Description of the task - Output the data below in full, character for character.

^^^^

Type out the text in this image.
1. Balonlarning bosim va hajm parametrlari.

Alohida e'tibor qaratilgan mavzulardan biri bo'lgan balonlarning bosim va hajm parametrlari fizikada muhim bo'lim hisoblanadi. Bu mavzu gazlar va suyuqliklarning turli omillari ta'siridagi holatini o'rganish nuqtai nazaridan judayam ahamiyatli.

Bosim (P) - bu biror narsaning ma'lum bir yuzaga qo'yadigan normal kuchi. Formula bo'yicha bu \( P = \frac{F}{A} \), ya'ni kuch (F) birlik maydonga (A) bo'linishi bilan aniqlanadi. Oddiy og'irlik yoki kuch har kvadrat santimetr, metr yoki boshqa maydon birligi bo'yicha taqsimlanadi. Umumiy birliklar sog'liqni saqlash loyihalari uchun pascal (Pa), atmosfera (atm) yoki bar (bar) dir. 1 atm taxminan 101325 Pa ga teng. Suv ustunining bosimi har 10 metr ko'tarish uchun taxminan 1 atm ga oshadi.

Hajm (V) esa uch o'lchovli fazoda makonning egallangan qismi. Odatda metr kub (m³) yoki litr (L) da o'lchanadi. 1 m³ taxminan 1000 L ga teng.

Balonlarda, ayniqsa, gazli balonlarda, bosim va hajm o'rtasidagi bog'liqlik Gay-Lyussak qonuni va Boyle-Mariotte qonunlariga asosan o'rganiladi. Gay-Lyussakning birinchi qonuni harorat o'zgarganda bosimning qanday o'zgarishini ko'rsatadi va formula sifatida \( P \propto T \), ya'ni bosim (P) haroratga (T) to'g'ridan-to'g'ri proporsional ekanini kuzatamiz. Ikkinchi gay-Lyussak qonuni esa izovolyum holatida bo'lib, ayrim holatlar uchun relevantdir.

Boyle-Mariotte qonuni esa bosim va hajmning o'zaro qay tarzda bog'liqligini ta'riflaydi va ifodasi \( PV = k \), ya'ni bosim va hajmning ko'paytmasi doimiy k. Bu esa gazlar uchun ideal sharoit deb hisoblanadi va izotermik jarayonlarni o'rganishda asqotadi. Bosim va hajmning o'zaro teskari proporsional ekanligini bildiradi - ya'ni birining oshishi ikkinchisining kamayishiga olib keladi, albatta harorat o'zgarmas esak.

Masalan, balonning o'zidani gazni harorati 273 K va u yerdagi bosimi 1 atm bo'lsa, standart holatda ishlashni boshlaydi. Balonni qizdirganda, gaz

^^^^

Exercise output -
Type out the text in this image.
1. Balonlarning bosim va hajm parametrlari.

Alohida e'tibor qaratilgan mavzulardan biri bo'lgan balonlarning bosim va hajm parametrlari fizikada muhim bo'lim hisoblanadi. Bu mavzu gazlar va suyuqliklarning turli omillari ta'siridagi holatini o'rganish nuqtai nazaridan judayam ahamiyatli.

Bosim (P) - bu biror narsaning ma'lum bir yuzaga qo'yadigan normal kuchi. Formula bo'yicha bu \( P = \frac{F}{A} \), ya'ni kuch (F) birlik maydonga (A) bo'linishi bilan aniqlanadi. Oddiy og'irlik yoki kuch har kvadrat santimetr, metr yoki boshqa maydon birligi bo'yicha taqsimlanadi. Umumiy birliklar sog'liqni saqlash loyihalari uchun pascal (Pa), atmosfera (atm) yoki bar (bar) dir. 1 atm taxminan 101325 Pa ga teng. Suv ustunining bosimi har 10 metr ko'tarish uchun taxminan 1 atm ga oshadi.

Hajm (V) esa uch o'lchovli fazoda makonning egallangan qismi. Odatda metr kub (m³) yoki litr (L) da o'lchanadi. 1 m³ taxminan 1000 L ga teng.

Balonlarda, ayniqsa, gazli balonlarda, bosim va hajm o'rtasidagi bog'liqlik Gay-Lyussak qonuni va Boyle-Mariotte qonunlariga asosan o'rganiladi. Gay-Lyussakning birinchi qonuni harorat o'zgarganda bosimning qanday o'zgarishini ko'rsatadi va formula sifatida \( P \propto T \), ya'ni bosim (P) haroratga (T) to'g'ridan-to'g'ri proporsional ekanini kuzatamiz. Ikkinchi gay-Lyussak qonuni esa izovolyum holatida bo'lib, ayrim holatlar uchun relevantdir.

Boyle-Mariotte qonuni esa bosim va hajmning o'zaro qay tarzda bog'liqligini ta'riflaydi va ifodasi \( PV = k \), ya'ni bosim va hajmning ko'paytmasi doimiy k. Bu esa gazlar uchun ideal sharoit deb hisoblanadi va izotermik jarayonlarni o'rganishda asqotadi. Bosim va hajmning o'zaro teskari proporsional ekanligini bildiradi - ya'ni birining oshishi ikkinchisining kamayishiga olib keladi, albatta harorat o'zgarmas esak.

Masalan, balonning o'zidani gazni harorati 273 K va u yerdagi bosimi 1 atm bo'lsa, standart holatda ishlashni boshlaydi. Balonni qizdirganda, gaz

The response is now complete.